"""
Optionally use react trajs from the library; optionally update the library with current ReAct trajs.
If not using the library, ReAct Agent will be run.
"""
import os
import time
from copy import deepcopy

from absl.flags import FLAGS

from UIAgents.Agent_RPA.agent_rpa import Agent_RPA
from UIAgents.Agent_RPA.utils.rpa_bank_utils import RPABank
from .agent_rpa_builder import RPA_Builder_Agent
from .env_operation import EnvOperation
from .episode_runner import run_episode
from .run_tasks_react import run_task
from .utils import JSON_models
from .utils.JSON_API import get_llm_wrapper
from .utils.JSON_models import ExpResultLine
from .utils.agent_utils import print_with_color, record_exp_result
from .utils.traj_utils import ReactTrajBank, RPAExecTrajBank


def run_rpa_verification(
  env_op: EnvOperation,
  agent: Agent_RPA,
  log_path: str
) -> JSON_models.RPAExecTraj:
  """Runs a task.

  Args:
    task: The task.
    env: Environment that will be run on.
    agent: The agent to run the task.
    log_path: The path to save the log file.

  Returns:
    Episode data and associated success signals.

  Raises:
    ValueError: If step data was not as expected.
  """
  agent.rpa_mode = True
  
  time.sleep(3)
  # Mode: RPA Verification
  print("========================================================================")
  print(f'Running rpa_verification for {env_op.task_type} with goal "{env_op.task}"')
  
  # try to complete the task by RPAExec(RPAVerification)
  episode_result = run_episode(env_op, agent, log_path)
  print(f'{"Task Successful ✅" if episode_result.is_success else "Task Failed ❌"}; {env_op.task}\n')
  
  rpa_exec_traj = episode_result.agent_traj
  # episode_length = len(rpa_exec_traj.env_op_traj)
  
  # get rpa exec trajs for RPABuilder
  if episode_result.task_successful == 1.0:
    if episode_result.agent_done:
      exec_feedback = "The benchmark indicates task success, and the code executed successfully."
    else:
      exec_feedback = "The benchmark indicates task success, but the code did not execute smoothly and did not terminate normally. Please carefully review the execution history to identify which part of the code did not perform as expected."
━━━━━━━━━━━━━━━━
#### [CHALLENGE A]
Answer these questions about the RPA verification code, one per line and marked the same way:
(i) What value does the function assign to agent.rpa_mode?
(ii) For how many seconds does the function call time.sleep?
(iii) From which module is run_episode imported?
#### [CHALLENGE B]
Copy the lines of the records word for word, starting with the line that contains "Give me the" and going on through the line that contains "- x-axis-label: r A 1 3: [548, 358, 576, 394]", and leave the pictures out.
The Python code above and the records that come next are unrelated material.

(Collection entries)
━━━━━━━━━━━━━━━━
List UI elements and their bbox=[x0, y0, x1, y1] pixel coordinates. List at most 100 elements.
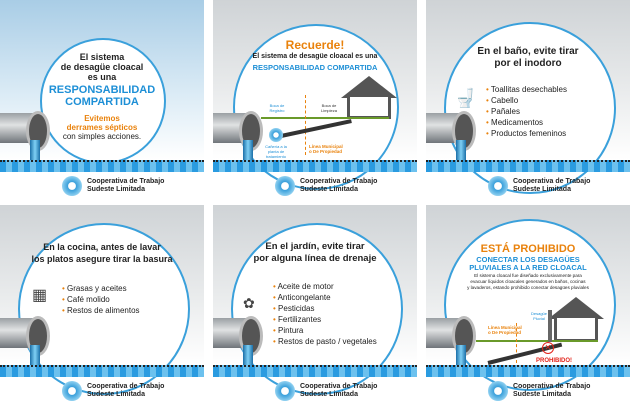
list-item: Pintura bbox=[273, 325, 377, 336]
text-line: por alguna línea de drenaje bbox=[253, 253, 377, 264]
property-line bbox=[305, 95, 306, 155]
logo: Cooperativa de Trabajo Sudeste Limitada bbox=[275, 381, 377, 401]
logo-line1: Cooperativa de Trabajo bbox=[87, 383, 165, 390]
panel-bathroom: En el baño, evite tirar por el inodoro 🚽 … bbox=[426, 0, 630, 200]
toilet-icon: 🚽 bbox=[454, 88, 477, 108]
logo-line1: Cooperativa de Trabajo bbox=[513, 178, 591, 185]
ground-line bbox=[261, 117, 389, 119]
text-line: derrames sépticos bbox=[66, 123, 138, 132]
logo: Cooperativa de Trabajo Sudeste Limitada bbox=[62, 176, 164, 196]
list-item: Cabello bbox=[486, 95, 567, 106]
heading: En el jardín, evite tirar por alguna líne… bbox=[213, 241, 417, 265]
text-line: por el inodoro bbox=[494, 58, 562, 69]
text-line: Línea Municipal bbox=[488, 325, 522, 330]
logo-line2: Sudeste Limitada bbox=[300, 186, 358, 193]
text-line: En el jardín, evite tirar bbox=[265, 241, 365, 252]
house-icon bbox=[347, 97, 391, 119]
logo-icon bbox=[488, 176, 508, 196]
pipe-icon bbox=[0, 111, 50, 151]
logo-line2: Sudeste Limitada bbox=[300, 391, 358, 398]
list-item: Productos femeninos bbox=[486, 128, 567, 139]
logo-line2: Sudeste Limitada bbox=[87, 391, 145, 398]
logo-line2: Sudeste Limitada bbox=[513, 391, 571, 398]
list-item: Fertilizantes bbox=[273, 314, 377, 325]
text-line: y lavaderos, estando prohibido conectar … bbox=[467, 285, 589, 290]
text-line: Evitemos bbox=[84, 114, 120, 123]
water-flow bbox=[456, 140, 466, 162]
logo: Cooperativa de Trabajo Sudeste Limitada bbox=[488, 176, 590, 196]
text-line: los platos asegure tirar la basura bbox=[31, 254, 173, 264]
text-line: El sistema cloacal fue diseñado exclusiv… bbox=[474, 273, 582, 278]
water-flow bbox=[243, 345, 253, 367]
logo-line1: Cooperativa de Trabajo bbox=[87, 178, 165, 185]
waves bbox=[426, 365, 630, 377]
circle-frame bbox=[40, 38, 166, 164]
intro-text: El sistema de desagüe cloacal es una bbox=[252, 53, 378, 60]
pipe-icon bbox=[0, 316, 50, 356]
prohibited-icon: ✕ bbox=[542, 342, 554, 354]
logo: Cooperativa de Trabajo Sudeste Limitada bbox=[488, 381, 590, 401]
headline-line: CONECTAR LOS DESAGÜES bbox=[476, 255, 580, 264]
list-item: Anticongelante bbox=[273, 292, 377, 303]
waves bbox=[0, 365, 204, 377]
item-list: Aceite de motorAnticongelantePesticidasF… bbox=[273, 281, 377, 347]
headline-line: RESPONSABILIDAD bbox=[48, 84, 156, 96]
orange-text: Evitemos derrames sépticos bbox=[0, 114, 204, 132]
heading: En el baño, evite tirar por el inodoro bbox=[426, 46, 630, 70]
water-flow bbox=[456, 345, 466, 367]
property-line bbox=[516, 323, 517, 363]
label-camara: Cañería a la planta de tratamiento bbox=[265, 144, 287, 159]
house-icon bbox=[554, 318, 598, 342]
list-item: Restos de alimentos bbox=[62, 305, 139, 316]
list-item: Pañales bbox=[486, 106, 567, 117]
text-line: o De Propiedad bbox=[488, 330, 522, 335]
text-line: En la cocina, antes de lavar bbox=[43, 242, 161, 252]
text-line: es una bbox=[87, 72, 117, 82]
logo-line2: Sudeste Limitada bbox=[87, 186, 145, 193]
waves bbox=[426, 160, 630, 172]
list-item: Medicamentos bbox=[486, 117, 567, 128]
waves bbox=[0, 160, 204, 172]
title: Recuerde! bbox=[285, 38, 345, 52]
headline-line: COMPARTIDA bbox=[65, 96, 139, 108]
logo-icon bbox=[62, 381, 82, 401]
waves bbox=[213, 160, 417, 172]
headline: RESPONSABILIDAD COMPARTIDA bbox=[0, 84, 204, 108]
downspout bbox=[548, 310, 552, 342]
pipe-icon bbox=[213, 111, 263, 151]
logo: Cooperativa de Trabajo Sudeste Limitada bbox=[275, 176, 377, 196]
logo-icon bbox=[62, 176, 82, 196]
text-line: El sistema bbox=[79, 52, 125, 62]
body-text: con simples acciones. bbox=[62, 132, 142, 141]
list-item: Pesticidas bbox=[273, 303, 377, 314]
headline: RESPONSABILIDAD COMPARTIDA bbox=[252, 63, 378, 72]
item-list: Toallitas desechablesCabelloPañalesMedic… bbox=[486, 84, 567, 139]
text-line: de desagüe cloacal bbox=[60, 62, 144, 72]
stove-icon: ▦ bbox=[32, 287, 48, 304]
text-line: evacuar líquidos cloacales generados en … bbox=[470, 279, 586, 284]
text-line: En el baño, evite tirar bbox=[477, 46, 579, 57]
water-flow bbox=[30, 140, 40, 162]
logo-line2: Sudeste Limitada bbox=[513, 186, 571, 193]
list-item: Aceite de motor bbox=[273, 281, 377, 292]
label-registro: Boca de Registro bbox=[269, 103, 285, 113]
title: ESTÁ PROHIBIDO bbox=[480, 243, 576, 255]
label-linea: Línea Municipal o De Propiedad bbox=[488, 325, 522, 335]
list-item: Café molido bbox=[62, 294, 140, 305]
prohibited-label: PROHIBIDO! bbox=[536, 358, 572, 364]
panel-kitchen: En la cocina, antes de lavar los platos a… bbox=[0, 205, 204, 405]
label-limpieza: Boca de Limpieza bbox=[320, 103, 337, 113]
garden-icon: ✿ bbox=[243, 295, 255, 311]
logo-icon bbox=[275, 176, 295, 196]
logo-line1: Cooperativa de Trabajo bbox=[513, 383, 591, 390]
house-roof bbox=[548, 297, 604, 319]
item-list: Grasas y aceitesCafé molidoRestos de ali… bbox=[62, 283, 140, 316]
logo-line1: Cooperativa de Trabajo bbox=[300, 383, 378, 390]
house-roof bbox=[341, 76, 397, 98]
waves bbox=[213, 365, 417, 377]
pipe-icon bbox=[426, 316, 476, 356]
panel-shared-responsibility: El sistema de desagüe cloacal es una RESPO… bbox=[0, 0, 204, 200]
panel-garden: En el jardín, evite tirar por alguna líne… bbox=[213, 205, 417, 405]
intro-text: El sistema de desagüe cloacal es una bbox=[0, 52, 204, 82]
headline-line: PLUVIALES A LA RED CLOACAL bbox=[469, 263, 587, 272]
━━━━━━━━━━━━━━━━
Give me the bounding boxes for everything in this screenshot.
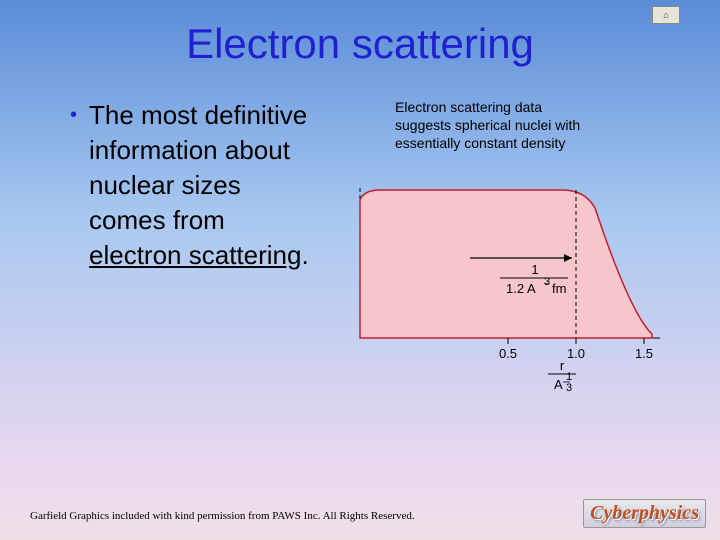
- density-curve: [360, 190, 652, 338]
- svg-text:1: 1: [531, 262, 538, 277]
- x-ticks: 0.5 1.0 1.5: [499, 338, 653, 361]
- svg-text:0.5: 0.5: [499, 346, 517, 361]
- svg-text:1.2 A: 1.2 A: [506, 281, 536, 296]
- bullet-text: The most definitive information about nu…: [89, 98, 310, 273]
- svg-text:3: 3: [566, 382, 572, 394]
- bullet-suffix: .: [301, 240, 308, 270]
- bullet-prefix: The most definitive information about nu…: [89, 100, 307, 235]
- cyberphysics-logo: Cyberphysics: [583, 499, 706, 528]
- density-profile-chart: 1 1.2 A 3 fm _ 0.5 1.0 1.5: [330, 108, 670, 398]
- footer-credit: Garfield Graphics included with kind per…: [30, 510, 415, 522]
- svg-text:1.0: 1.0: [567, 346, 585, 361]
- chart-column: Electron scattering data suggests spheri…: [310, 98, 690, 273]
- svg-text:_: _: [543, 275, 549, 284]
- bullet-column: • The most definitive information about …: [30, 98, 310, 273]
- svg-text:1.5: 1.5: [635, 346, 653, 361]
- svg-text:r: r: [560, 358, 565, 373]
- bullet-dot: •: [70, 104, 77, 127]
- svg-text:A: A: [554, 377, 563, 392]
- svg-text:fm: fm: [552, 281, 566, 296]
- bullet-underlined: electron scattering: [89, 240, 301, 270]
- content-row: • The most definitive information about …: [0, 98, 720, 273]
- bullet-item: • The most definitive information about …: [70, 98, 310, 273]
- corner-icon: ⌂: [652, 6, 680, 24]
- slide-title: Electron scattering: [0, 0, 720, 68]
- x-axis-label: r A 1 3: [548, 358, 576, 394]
━━━━━━━━━━━━━━━━
#### [EXERCISE SOLUTION A]
(i) True
(ii) 3
(iii) .episode_runner

#### [EXERCISE SOLUTION B]
Give me the bounding boxes for everything in this screenshot.
- density-curve: [360, 190, 652, 338]
- svg-text:1: 1: [531, 262, 538, 277]
- x-ticks: 0.5 1.0 1.5: [499, 338, 653, 361]
- svg-text:0.5: 0.5: [499, 346, 517, 361]
- svg-text:1.2 A: 1.2 A: [506, 281, 536, 296]
- bullet-text: The most definitive information about nu…: [89, 98, 310, 273]
- svg-text:3: 3: [566, 382, 572, 394]
- bullet-suffix: .: [301, 240, 308, 270]
- bullet-prefix: The most definitive information about nu…: [89, 100, 307, 235]
- cyberphysics-logo: Cyberphysics: [583, 499, 706, 528]
- density-profile-chart: 1 1.2 A 3 fm _ 0.5 1.0 1.5: [330, 108, 670, 398]
- footer-credit: Garfield Graphics included with kind per…: [30, 510, 415, 522]
- svg-text:1.0: 1.0: [567, 346, 585, 361]
- chart-column: Electron scattering data suggests spheri…: [310, 98, 690, 273]
- svg-text:_: _: [543, 275, 549, 284]
- bullet-column: • The most definitive information about …: [30, 98, 310, 273]
- svg-text:1.5: 1.5: [635, 346, 653, 361]
- svg-text:r: r: [560, 358, 565, 373]
- bullet-dot: •: [70, 104, 77, 127]
- svg-text:A: A: [554, 377, 563, 392]
- svg-text:fm: fm: [552, 281, 566, 296]
- bullet-underlined: electron scattering: [89, 240, 301, 270]
- content-row: • The most definitive information about …: [0, 98, 720, 273]
- bullet-item: • The most definitive information about …: [70, 98, 310, 273]
- corner-icon: ⌂: [652, 6, 680, 24]
- slide-title: Electron scattering: [0, 0, 720, 68]
- x-axis-label: r A 1 3: [548, 358, 576, 394]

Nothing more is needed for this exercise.